* TASK TO CARRY OUT *
Return the listing below verbatim. Pictures do not belong in the copy.

* LISTED RECORDS *
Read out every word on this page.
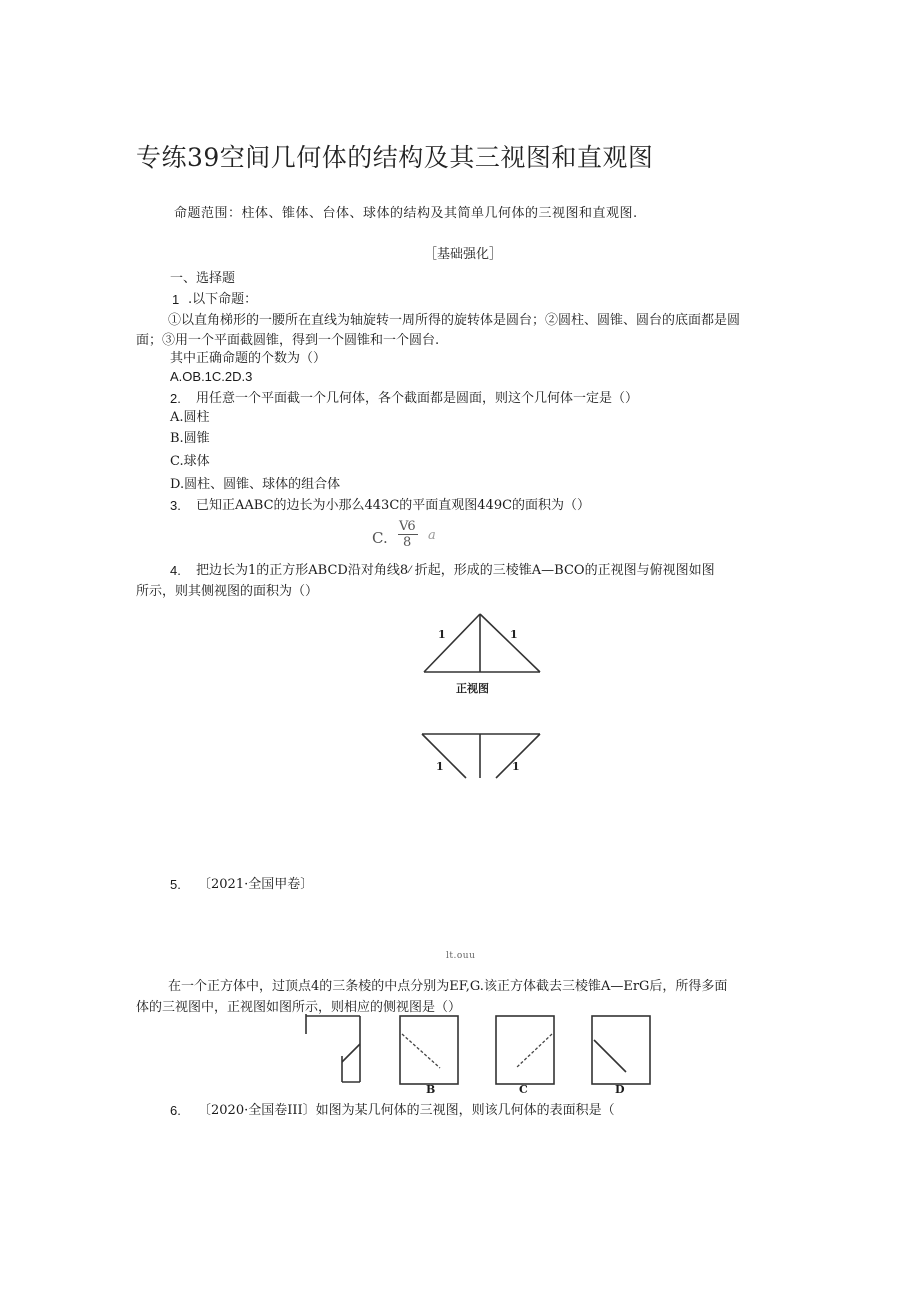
专练39空间几何体的结构及其三视图和直观图
命题范围：柱体、锥体、台体、球体的结构及其简单几何体的三视图和直观图.
［基础强化］
一、选择题
1 .以下命题：
①以直角梯形的一腰所在直线为轴旋转一周所得的旋转体是圆台；②圆柱、圆锥、圆台的底面都是圆
面；③用一个平面截圆锥，得到一个圆锥和一个圆台.
其中正确命题的个数为（）
A.OB.1C.2D.3
2. 用任意一个平面截一个几何体，各个截面都是圆面，则这个几何体一定是（）
A.圆柱
B.圆锥
C.球体
D.圆柱、圆锥、球体的组合体
3. 已知正AABC的边长为小那么443C的平面直观图449C的面积为（）
C.
V6
8 a
4. 把边长为1的正方形ABCD沿对角线8⁄ 折起，形成的三棱锥A—BCO的正视图与俯视图如图
所示，则其侧视图的面积为（）
1	1
正视图
1	1
5. 〔2021·全国甲卷〕
lt.ouu
在一个正方体中，过顶点4的三条棱的中点分别为EF,G.该正方体截去三棱锥A—ErG后，所得多面
体的三视图中，正视图如图所示，则相应的侧视图是（）
B	C	D
6. 〔2020·全国卷III〕如图为某几何体的三视图，则该几何体的表面积是（
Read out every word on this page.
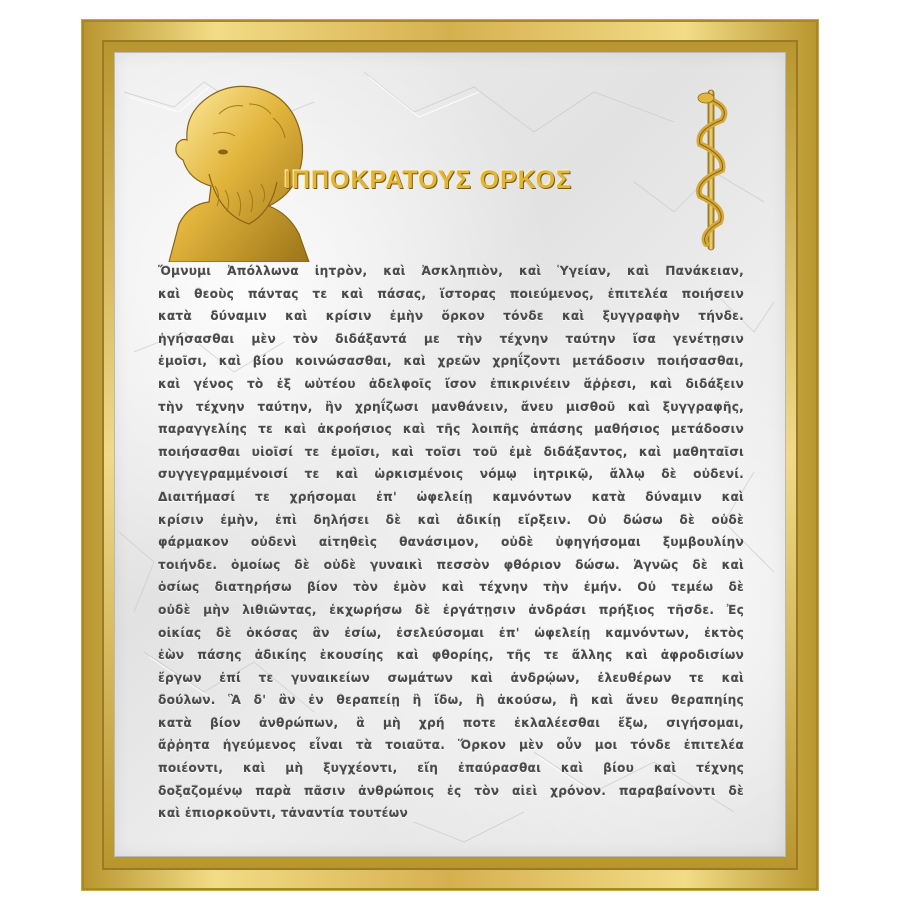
ΙΠΠΟΚΡΑΤΟΥΣ ΟΡΚΟΣ
Ὄμνυμι Ἀπόλλωνα ἰητρὸν, καὶ Ἀσκληπιὸν, καὶ Ὑγείαν, καὶ Πανάκειαν,
καὶ θεοὺς πάντας τε καὶ πάσας, ἵστορας ποιεύμενος, ἐπιτελέα ποιήσειν
κατὰ δύναμιν καὶ κρίσιν ἐμὴν ὅρκον τόνδε καὶ ξυγγραφὴν τήνδε.
ἡγήσασθαι μὲν τὸν διδάξαντά με τὴν τέχνην ταύτην ἴσα γενέτῃσιν
ἐμοῖσι, καὶ βίου κοινώσασθαι, καὶ χρεῶν χρηΐζοντι μετάδοσιν ποιήσασθαι,
καὶ γένος τὸ ἐξ ωὐτέου ἀδελφοῖς ἴσον ἐπικρινέειν ἄῤῥεσι, καὶ διδάξειν
τὴν τέχνην ταύτην, ἢν χρηΐζωσι μανθάνειν, ἄνευ μισθοῦ καὶ ξυγγραφῆς,
παραγγελίης τε καὶ ἀκροήσιος καὶ τῆς λοιπῆς ἁπάσης μαθήσιος μετάδοσιν
ποιήσασθαι υἱοῖσί τε ἐμοῖσι, καὶ τοῖσι τοῦ ἐμὲ διδάξαντος, καὶ μαθηταῖσι
συγγεγραμμένοισί τε καὶ ὡρκισμένοις νόμῳ ἰητρικῷ, ἄλλῳ δὲ οὐδενί.
Διαιτήμασί τε χρήσομαι ἐπ' ὠφελείῃ καμνόντων κατὰ δύναμιν καὶ
κρίσιν ἐμὴν, ἐπὶ δηλήσει δὲ καὶ ἀδικίῃ εἴρξειν. Οὐ δώσω δὲ οὐδὲ
φάρμακον οὐδενὶ αἰτηθεὶς θανάσιμον, οὐδὲ ὑφηγήσομαι ξυμβουλίην
τοιήνδε. ὁμοίως δὲ οὐδὲ γυναικὶ πεσσὸν φθόριον δώσω. Ἁγνῶς δὲ καὶ
ὁσίως διατηρήσω βίον τὸν ἐμὸν καὶ τέχνην τὴν ἐμήν. Οὐ τεμέω δὲ
οὐδὲ μὴν λιθιῶντας, ἐκχωρήσω δὲ ἐργάτῃσιν ἀνδράσι πρήξιος τῆσδε. Ἐς
οἰκίας δὲ ὁκόσας ἂν ἐσίω, ἐσελεύσομαι ἐπ' ὠφελείῃ καμνόντων, ἐκτὸς
ἐὼν πάσης ἀδικίης ἑκουσίης καὶ φθορίης, τῆς τε ἄλλης καὶ ἀφροδισίων
ἔργων ἐπί τε γυναικείων σωμάτων καὶ ἀνδρῴων, ἐλευθέρων τε καὶ
δούλων. Ἃ δ' ἂν ἐν θεραπείῃ ἢ ἴδω, ἢ ἀκούσω, ἢ καὶ ἄνευ θεραπηίης
κατὰ βίον ἀνθρώπων, ἃ μὴ χρή ποτε ἐκλαλέεσθαι ἔξω, σιγήσομαι,
ἄῤῥητα ἡγεύμενος εἶναι τὰ τοιαῦτα. Ὅρκον μὲν οὖν μοι τόνδε ἐπιτελέα
ποιέοντι, καὶ μὴ ξυγχέοντι, εἴη ἐπαύρασθαι καὶ βίου καὶ τέχνης
δοξαζομένῳ παρὰ πᾶσιν ἀνθρώποις ἐς τὸν αἰεὶ χρόνον. παραβαίνοντι δὲ
καὶ ἐπιορκοῦντι, τἀναντία τουτέων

* CORRECT ANSWER *
Read out every word on this page.
专练39空间几何体的结构及其三视图和直观图
命题范围：柱体、锥体、台体、球体的结构及其简单几何体的三视图和直观图.
［基础强化］
一、选择题
1 .以下命题：
①以直角梯形的一腰所在直线为轴旋转一周所得的旋转体是圆台；②圆柱、圆锥、圆台的底面都是圆
面；③用一个平面截圆锥，得到一个圆锥和一个圆台.
其中正确命题的个数为（）
A.OB.1C.2D.3
2. 用任意一个平面截一个几何体，各个截面都是圆面，则这个几何体一定是（）
A.圆柱
B.圆锥
C.球体
D.圆柱、圆锥、球体的组合体
3. 已知正AABC的边长为小那么443C的平面直观图449C的面积为（）
C.
V6
8 a
4. 把边长为1的正方形ABCD沿对角线8⁄ 折起，形成的三棱锥A—BCO的正视图与俯视图如图
所示，则其侧视图的面积为（）
1	1
正视图
1	1
5. 〔2021·全国甲卷〕
lt.ouu
在一个正方体中，过顶点4的三条棱的中点分别为EF,G.该正方体截去三棱锥A—ErG后，所得多面
体的三视图中，正视图如图所示，则相应的侧视图是（）
B	C	D
6. 〔2020·全国卷III〕如图为某几何体的三视图，则该几何体的表面积是（
Read out every word on this page.
ΙΠΠΟΚΡΑΤΟΥΣ ΟΡΚΟΣ
Ὄμνυμι Ἀπόλλωνα ἰητρὸν, καὶ Ἀσκληπιὸν, καὶ Ὑγείαν, καὶ Πανάκειαν,
καὶ θεοὺς πάντας τε καὶ πάσας, ἵστορας ποιεύμενος, ἐπιτελέα ποιήσειν
κατὰ δύναμιν καὶ κρίσιν ἐμὴν ὅρκον τόνδε καὶ ξυγγραφὴν τήνδε.
ἡγήσασθαι μὲν τὸν διδάξαντά με τὴν τέχνην ταύτην ἴσα γενέτῃσιν
ἐμοῖσι, καὶ βίου κοινώσασθαι, καὶ χρεῶν χρηΐζοντι μετάδοσιν ποιήσασθαι,
καὶ γένος τὸ ἐξ ωὐτέου ἀδελφοῖς ἴσον ἐπικρινέειν ἄῤῥεσι, καὶ διδάξειν
τὴν τέχνην ταύτην, ἢν χρηΐζωσι μανθάνειν, ἄνευ μισθοῦ καὶ ξυγγραφῆς,
παραγγελίης τε καὶ ἀκροήσιος καὶ τῆς λοιπῆς ἁπάσης μαθήσιος μετάδοσιν
ποιήσασθαι υἱοῖσί τε ἐμοῖσι, καὶ τοῖσι τοῦ ἐμὲ διδάξαντος, καὶ μαθηταῖσι
συγγεγραμμένοισί τε καὶ ὡρκισμένοις νόμῳ ἰητρικῷ, ἄλλῳ δὲ οὐδενί.
Διαιτήμασί τε χρήσομαι ἐπ' ὠφελείῃ καμνόντων κατὰ δύναμιν καὶ
κρίσιν ἐμὴν, ἐπὶ δηλήσει δὲ καὶ ἀδικίῃ εἴρξειν. Οὐ δώσω δὲ οὐδὲ
φάρμακον οὐδενὶ αἰτηθεὶς θανάσιμον, οὐδὲ ὑφηγήσομαι ξυμβουλίην
τοιήνδε. ὁμοίως δὲ οὐδὲ γυναικὶ πεσσὸν φθόριον δώσω. Ἁγνῶς δὲ καὶ
ὁσίως διατηρήσω βίον τὸν ἐμὸν καὶ τέχνην τὴν ἐμήν. Οὐ τεμέω δὲ
οὐδὲ μὴν λιθιῶντας, ἐκχωρήσω δὲ ἐργάτῃσιν ἀνδράσι πρήξιος τῆσδε. Ἐς
οἰκίας δὲ ὁκόσας ἂν ἐσίω, ἐσελεύσομαι ἐπ' ὠφελείῃ καμνόντων, ἐκτὸς
ἐὼν πάσης ἀδικίης ἑκουσίης καὶ φθορίης, τῆς τε ἄλλης καὶ ἀφροδισίων
ἔργων ἐπί τε γυναικείων σωμάτων καὶ ἀνδρῴων, ἐλευθέρων τε καὶ
δούλων. Ἃ δ' ἂν ἐν θεραπείῃ ἢ ἴδω, ἢ ἀκούσω, ἢ καὶ ἄνευ θεραπηίης
κατὰ βίον ἀνθρώπων, ἃ μὴ χρή ποτε ἐκλαλέεσθαι ἔξω, σιγήσομαι,
ἄῤῥητα ἡγεύμενος εἶναι τὰ τοιαῦτα. Ὅρκον μὲν οὖν μοι τόνδε ἐπιτελέα
ποιέοντι, καὶ μὴ ξυγχέοντι, εἴη ἐπαύρασθαι καὶ βίου καὶ τέχνης
δοξαζομένῳ παρὰ πᾶσιν ἀνθρώποις ἐς τὸν αἰεὶ χρόνον. παραβαίνοντι δὲ
καὶ ἐπιορκοῦντι, τἀναντία τουτέων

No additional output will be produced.